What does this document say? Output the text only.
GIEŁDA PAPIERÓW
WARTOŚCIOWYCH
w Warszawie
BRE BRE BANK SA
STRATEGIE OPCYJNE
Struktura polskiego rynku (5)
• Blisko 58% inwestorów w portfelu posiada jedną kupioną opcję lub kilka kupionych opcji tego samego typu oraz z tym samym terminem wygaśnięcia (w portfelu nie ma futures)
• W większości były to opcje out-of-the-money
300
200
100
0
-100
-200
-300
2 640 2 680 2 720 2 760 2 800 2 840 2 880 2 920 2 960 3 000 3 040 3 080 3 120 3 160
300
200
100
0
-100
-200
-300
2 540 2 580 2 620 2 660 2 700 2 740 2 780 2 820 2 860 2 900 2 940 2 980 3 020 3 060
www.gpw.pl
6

What the task requires: Print the whole listing exactly as it is.

Completed task:
What does this document say? Output the text only.
GIEŁDA PAPIERÓW
WARTOŚCIOWYCH
w Warszawie
BRE BRE BANK SA
STRATEGIE OPCYJNE
Struktura polskiego rynku (5)
• Blisko 58% inwestorów w portfelu posiada jedną kupioną opcję lub kilka kupionych opcji tego samego typu oraz z tym samym terminem wygaśnięcia (w portfelu nie ma futures)
• W większości były to opcje out-of-the-money
300
200
100
0
-100
-200
-300
2 640 2 680 2 720 2 760 2 800 2 840 2 880 2 920 2 960 3 000 3 040 3 080 3 120 3 160
300
200
100
0
-100
-200
-300
2 540 2 580 2 620 2 660 2 700 2 740 2 780 2 820 2 860 2 900 2 940 2 980 3 020 3 060
www.gpw.pl
6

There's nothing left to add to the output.